▶ PROVIDED TEXT:
┌──

The state is not, he said, seeking criminal charges against site operators. Neither will gambling enforcement officials pursue individuals who place bets with these gaming operations, to seize funds or otherwise.
‘There is nothing to say that these sites are illegal’
But this isn’t enough for Joe Brennan Jr., chairman of the Interactive Media Entertainment and Gaming Association (iMEGA).
“You have states declaring — not through legislation or the courts, but through the administrative process — that certain sites are, quote, illegal, when there is nothing to say that these sites are illegal,” said Brennan, whose group has allied with such organizations as the American Civil Liberties Union, Electronic Frontier Foundation and Center for Democracy and Technology to challenge restrictions on Internet use.
The fundamental issue, Brennan says, is whether government and industry should restrict access to what citizens can access on the Internet in their own home.

└──

▶ TASK ITEM: Reproduce word for word the portion of the passage on online gambling enforcement between "The fundamental issue, Brennan" and "their own home.", inclusive.

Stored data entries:
┌──

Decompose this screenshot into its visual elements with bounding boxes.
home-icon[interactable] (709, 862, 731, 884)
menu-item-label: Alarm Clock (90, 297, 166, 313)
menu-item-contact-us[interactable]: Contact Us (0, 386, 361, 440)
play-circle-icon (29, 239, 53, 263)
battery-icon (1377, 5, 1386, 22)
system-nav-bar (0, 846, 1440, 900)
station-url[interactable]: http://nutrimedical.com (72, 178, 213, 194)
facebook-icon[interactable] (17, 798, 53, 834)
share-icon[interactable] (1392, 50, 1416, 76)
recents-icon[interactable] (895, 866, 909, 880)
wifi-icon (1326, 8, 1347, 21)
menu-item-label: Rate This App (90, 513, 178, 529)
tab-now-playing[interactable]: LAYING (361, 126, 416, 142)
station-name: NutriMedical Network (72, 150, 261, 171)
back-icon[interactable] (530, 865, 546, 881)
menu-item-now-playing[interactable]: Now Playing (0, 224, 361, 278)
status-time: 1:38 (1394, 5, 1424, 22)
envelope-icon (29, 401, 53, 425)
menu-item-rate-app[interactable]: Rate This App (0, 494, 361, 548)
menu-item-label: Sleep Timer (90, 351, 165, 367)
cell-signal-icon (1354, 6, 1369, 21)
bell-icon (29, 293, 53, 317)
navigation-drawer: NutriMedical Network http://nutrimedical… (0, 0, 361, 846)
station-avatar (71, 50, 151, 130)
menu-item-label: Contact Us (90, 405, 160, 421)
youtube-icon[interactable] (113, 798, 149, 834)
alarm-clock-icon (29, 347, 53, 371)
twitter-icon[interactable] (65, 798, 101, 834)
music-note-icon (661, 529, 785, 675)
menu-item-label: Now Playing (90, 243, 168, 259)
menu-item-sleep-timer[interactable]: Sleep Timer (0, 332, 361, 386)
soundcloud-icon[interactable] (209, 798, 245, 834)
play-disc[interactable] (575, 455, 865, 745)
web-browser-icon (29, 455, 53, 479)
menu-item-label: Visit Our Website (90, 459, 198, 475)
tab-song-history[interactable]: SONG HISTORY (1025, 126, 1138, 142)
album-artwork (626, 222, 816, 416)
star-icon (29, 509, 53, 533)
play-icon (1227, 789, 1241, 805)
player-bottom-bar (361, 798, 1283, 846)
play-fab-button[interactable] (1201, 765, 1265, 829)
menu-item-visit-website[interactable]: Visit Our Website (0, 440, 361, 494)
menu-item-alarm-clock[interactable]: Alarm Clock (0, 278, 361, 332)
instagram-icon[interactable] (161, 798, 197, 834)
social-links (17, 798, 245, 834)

└──

▶ RESULT OF THE TASK:
The fundamental issue, Brennan says, is whether government and industry should restrict access to what citizens can access on the Internet in their own home.